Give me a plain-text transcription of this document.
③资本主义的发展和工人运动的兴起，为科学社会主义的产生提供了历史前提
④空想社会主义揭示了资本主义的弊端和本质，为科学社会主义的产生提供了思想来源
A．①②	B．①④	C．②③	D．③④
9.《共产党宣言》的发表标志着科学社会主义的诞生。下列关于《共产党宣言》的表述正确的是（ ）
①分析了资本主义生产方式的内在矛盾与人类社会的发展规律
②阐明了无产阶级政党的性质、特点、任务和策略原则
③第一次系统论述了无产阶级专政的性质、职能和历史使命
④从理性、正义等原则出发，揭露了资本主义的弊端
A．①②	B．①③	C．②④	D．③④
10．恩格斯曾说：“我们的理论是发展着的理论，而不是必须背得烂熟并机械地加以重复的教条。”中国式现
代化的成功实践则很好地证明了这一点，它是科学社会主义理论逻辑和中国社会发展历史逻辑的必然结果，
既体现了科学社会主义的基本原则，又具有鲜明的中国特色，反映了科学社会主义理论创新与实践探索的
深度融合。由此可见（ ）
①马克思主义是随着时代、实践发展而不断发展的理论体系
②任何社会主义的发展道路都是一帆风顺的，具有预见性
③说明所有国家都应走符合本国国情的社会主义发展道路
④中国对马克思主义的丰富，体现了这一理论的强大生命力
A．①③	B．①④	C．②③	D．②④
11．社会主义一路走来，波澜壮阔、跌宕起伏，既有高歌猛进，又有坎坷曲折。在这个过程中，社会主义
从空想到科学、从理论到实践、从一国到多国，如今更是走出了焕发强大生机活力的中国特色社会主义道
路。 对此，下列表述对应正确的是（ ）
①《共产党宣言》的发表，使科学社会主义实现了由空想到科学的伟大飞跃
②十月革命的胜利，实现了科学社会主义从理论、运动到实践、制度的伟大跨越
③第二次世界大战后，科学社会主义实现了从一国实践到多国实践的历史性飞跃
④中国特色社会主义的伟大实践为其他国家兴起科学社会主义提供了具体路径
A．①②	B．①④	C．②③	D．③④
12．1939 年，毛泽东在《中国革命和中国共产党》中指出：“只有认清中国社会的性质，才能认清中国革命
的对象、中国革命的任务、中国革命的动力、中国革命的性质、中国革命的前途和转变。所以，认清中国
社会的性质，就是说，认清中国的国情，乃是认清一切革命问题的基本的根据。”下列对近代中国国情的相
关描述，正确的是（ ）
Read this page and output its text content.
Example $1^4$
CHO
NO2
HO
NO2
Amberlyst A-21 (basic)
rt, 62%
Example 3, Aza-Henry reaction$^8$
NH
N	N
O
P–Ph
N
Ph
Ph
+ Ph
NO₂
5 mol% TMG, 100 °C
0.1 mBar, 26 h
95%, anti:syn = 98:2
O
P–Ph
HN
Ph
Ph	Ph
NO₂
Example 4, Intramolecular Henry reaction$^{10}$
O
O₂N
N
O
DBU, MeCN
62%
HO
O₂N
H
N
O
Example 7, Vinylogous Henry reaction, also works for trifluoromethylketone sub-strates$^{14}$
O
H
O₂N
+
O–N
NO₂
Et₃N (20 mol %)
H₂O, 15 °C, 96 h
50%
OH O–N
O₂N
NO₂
════
== TASK DIRECTIONS ==
Print every entry exactly as written.

== FINAL RESULT ==
Give me a plain-text transcription of this document.
③资本主义的发展和工人运动的兴起，为科学社会主义的产生提供了历史前提
④空想社会主义揭示了资本主义的弊端和本质，为科学社会主义的产生提供了思想来源
A．①②	B．①④	C．②③	D．③④
9.《共产党宣言》的发表标志着科学社会主义的诞生。下列关于《共产党宣言》的表述正确的是（ ）
①分析了资本主义生产方式的内在矛盾与人类社会的发展规律
②阐明了无产阶级政党的性质、特点、任务和策略原则
③第一次系统论述了无产阶级专政的性质、职能和历史使命
④从理性、正义等原则出发，揭露了资本主义的弊端
A．①②	B．①③	C．②④	D．③④
10．恩格斯曾说：“我们的理论是发展着的理论，而不是必须背得烂熟并机械地加以重复的教条。”中国式现
代化的成功实践则很好地证明了这一点，它是科学社会主义理论逻辑和中国社会发展历史逻辑的必然结果，
既体现了科学社会主义的基本原则，又具有鲜明的中国特色，反映了科学社会主义理论创新与实践探索的
深度融合。由此可见（ ）
①马克思主义是随着时代、实践发展而不断发展的理论体系
②任何社会主义的发展道路都是一帆风顺的，具有预见性
③说明所有国家都应走符合本国国情的社会主义发展道路
④中国对马克思主义的丰富，体现了这一理论的强大生命力
A．①③	B．①④	C．②③	D．②④
11．社会主义一路走来，波澜壮阔、跌宕起伏，既有高歌猛进，又有坎坷曲折。在这个过程中，社会主义
从空想到科学、从理论到实践、从一国到多国，如今更是走出了焕发强大生机活力的中国特色社会主义道
路。 对此，下列表述对应正确的是（ ）
①《共产党宣言》的发表，使科学社会主义实现了由空想到科学的伟大飞跃
②十月革命的胜利，实现了科学社会主义从理论、运动到实践、制度的伟大跨越
③第二次世界大战后，科学社会主义实现了从一国实践到多国实践的历史性飞跃
④中国特色社会主义的伟大实践为其他国家兴起科学社会主义提供了具体路径
A．①②	B．①④	C．②③	D．③④
12．1939 年，毛泽东在《中国革命和中国共产党》中指出：“只有认清中国社会的性质，才能认清中国革命
的对象、中国革命的任务、中国革命的动力、中国革命的性质、中国革命的前途和转变。所以，认清中国
社会的性质，就是说，认清中国的国情，乃是认清一切革命问题的基本的根据。”下列对近代中国国情的相
关描述，正确的是（ ）
Read this page and output its text content.
Example $1^4$
CHO
NO2
HO
NO2
Amberlyst A-21 (basic)
rt, 62%
Example 3, Aza-Henry reaction$^8$
NH
N	N
O
P–Ph
N
Ph
Ph
+ Ph
NO₂
5 mol% TMG, 100 °C
0.1 mBar, 26 h
95%, anti:syn = 98:2
O
P–Ph
HN
Ph
Ph	Ph
NO₂
Example 4, Intramolecular Henry reaction$^{10}$
O
O₂N
N
O
DBU, MeCN
62%
HO
O₂N
H
N
O
Example 7, Vinylogous Henry reaction, also works for trifluoromethylketone sub-strates$^{14}$
O
H
O₂N
+
O–N
NO₂
Et₃N (20 mol %)
H₂O, 15 °C, 96 h
50%
OH O–N
O₂N
NO₂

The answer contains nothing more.